[Data items]
##############################

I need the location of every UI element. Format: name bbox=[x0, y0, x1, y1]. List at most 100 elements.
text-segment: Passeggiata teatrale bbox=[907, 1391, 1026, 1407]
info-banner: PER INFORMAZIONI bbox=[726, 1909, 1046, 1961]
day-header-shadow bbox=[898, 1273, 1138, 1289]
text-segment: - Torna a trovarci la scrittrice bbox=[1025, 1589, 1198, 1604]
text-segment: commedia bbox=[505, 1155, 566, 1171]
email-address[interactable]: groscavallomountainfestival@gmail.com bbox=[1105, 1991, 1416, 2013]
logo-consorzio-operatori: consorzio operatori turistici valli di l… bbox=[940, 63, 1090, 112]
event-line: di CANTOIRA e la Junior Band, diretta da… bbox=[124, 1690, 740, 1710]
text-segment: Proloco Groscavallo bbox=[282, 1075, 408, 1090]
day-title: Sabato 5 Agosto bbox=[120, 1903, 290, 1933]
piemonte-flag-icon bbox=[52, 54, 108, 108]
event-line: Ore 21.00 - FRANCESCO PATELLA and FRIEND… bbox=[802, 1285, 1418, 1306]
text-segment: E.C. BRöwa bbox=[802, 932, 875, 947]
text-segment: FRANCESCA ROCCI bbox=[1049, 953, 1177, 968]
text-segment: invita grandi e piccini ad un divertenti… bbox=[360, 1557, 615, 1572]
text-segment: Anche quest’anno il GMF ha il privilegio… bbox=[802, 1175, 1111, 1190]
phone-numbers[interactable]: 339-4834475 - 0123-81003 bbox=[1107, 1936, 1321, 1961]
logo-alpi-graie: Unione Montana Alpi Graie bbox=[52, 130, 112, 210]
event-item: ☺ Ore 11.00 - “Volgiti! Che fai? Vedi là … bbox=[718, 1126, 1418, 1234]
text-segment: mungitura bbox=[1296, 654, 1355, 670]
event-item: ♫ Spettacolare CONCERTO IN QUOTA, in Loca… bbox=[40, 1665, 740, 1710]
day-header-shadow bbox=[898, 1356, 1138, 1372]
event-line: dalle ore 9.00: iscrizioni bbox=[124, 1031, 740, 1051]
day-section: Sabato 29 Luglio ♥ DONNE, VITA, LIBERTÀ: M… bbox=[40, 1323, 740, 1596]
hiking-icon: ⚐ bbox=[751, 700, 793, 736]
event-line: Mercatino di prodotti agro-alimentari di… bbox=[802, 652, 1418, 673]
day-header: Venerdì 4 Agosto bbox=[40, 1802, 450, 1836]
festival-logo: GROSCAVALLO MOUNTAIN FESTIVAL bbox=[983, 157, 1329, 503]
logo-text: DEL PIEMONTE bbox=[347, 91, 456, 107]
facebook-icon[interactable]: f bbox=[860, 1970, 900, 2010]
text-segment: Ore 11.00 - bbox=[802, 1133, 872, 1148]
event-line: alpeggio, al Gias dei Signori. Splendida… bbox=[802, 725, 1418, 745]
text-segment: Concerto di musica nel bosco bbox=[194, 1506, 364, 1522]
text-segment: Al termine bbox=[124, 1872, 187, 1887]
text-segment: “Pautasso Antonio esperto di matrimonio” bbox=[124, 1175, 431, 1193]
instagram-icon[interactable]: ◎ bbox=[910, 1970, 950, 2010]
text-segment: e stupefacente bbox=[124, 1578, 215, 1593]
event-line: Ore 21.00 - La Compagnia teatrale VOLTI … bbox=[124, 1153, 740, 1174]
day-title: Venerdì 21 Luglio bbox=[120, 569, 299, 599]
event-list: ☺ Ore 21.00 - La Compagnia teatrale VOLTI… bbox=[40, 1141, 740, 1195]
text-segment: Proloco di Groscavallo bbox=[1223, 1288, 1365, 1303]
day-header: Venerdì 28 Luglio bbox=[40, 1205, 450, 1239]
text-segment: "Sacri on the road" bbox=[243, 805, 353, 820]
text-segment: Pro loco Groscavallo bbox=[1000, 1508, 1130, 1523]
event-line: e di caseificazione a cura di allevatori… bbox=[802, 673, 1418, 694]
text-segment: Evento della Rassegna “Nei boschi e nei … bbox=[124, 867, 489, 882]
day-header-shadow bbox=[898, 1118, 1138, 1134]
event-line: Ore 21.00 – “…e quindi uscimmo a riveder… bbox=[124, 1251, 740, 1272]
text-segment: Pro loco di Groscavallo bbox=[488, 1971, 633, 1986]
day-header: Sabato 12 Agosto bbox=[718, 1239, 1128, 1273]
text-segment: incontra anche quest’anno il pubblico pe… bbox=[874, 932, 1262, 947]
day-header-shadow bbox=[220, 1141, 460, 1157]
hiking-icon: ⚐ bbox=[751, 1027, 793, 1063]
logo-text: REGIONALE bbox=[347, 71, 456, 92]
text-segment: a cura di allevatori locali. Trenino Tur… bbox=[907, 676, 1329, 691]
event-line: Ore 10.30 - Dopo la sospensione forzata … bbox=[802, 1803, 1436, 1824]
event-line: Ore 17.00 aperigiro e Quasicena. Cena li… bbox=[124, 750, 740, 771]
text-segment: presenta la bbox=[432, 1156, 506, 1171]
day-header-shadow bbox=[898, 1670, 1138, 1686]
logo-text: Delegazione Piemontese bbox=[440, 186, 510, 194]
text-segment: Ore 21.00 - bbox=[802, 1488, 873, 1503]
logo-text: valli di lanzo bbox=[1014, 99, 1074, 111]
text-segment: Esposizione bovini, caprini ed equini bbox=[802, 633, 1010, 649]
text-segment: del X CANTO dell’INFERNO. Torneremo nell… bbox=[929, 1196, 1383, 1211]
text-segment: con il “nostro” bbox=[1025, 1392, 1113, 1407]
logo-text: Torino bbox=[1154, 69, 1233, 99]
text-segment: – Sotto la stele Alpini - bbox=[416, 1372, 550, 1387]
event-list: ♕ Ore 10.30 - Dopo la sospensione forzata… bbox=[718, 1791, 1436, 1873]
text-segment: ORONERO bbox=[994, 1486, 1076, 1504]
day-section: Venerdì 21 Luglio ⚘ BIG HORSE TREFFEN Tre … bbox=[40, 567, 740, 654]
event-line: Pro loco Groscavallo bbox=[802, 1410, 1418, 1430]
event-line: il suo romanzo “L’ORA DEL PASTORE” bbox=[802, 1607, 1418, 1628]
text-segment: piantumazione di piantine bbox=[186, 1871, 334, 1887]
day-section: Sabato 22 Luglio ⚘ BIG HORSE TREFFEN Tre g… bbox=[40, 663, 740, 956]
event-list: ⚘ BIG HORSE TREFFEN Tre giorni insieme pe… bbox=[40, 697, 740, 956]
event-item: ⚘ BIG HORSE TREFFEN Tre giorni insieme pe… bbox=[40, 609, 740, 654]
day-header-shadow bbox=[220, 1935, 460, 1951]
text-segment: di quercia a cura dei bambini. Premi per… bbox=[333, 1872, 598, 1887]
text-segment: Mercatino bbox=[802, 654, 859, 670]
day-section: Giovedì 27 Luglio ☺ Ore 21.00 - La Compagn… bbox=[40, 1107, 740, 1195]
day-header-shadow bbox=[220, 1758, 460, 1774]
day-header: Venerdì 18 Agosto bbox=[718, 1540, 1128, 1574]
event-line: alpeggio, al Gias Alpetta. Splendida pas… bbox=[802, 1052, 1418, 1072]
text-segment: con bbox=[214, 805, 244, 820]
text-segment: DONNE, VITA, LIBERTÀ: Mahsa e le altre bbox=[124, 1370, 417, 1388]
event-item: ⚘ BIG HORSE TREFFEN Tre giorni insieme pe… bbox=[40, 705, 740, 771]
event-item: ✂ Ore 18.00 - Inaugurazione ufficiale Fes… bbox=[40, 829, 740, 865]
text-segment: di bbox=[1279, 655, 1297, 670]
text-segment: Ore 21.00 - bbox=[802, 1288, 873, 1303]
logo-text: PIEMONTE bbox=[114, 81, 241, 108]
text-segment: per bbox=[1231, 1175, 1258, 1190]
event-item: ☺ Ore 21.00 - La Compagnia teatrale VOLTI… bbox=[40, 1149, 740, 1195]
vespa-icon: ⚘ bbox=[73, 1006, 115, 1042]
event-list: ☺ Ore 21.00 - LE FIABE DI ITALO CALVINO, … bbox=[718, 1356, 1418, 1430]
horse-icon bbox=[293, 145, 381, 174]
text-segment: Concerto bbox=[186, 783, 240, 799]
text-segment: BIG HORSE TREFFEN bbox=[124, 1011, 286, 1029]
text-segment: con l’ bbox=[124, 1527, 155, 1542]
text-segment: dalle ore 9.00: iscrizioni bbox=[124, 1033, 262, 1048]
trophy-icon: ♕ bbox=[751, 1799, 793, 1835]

##############################

◆ TASK PROMPT
Can you write out, word for word, the stretch of the listing from its first line through the line containing "event-line: Mercatino di", including that line?

◆ ANSWER TO THIS EXERCISE
I need the location of every UI element. Format: name bbox=[x0, y0, x1, y1]. List at most 100 elements.
text-segment: Passeggiata teatrale bbox=[907, 1391, 1026, 1407]
info-banner: PER INFORMAZIONI bbox=[726, 1909, 1046, 1961]
day-header-shadow bbox=[898, 1273, 1138, 1289]
text-segment: - Torna a trovarci la scrittrice bbox=[1025, 1589, 1198, 1604]
text-segment: commedia bbox=[505, 1155, 566, 1171]
email-address[interactable]: groscavallomountainfestival@gmail.com bbox=[1105, 1991, 1416, 2013]
logo-consorzio-operatori: consorzio operatori turistici valli di l… bbox=[940, 63, 1090, 112]
event-line: di CANTOIRA e la Junior Band, diretta da… bbox=[124, 1690, 740, 1710]
text-segment: Proloco Groscavallo bbox=[282, 1075, 408, 1090]
day-title: Sabato 5 Agosto bbox=[120, 1903, 290, 1933]
piemonte-flag-icon bbox=[52, 54, 108, 108]
event-line: Ore 21.00 - FRANCESCO PATELLA and FRIEND… bbox=[802, 1285, 1418, 1306]
text-segment: E.C. BRöwa bbox=[802, 932, 875, 947]
text-segment: FRANCESCA ROCCI bbox=[1049, 953, 1177, 968]
text-segment: invita grandi e piccini ad un divertenti… bbox=[360, 1557, 615, 1572]
text-segment: Anche quest’anno il GMF ha il privilegio… bbox=[802, 1175, 1111, 1190]
phone-numbers[interactable]: 339-4834475 - 0123-81003 bbox=[1107, 1936, 1321, 1961]
logo-alpi-graie: Unione Montana Alpi Graie bbox=[52, 130, 112, 210]
event-item: ☺ Ore 11.00 - “Volgiti! Che fai? Vedi là … bbox=[718, 1126, 1418, 1234]
text-segment: mungitura bbox=[1296, 654, 1355, 670]
event-item: ♫ Spettacolare CONCERTO IN QUOTA, in Loca… bbox=[40, 1665, 740, 1710]
day-header-shadow bbox=[898, 1356, 1138, 1372]
event-line: dalle ore 9.00: iscrizioni bbox=[124, 1031, 740, 1051]
day-section: Sabato 29 Luglio ♥ DONNE, VITA, LIBERTÀ: M… bbox=[40, 1323, 740, 1596]
hiking-icon: ⚐ bbox=[751, 700, 793, 736]
event-line: Mercatino di prodotti agro-alimentari di… bbox=[802, 652, 1418, 673]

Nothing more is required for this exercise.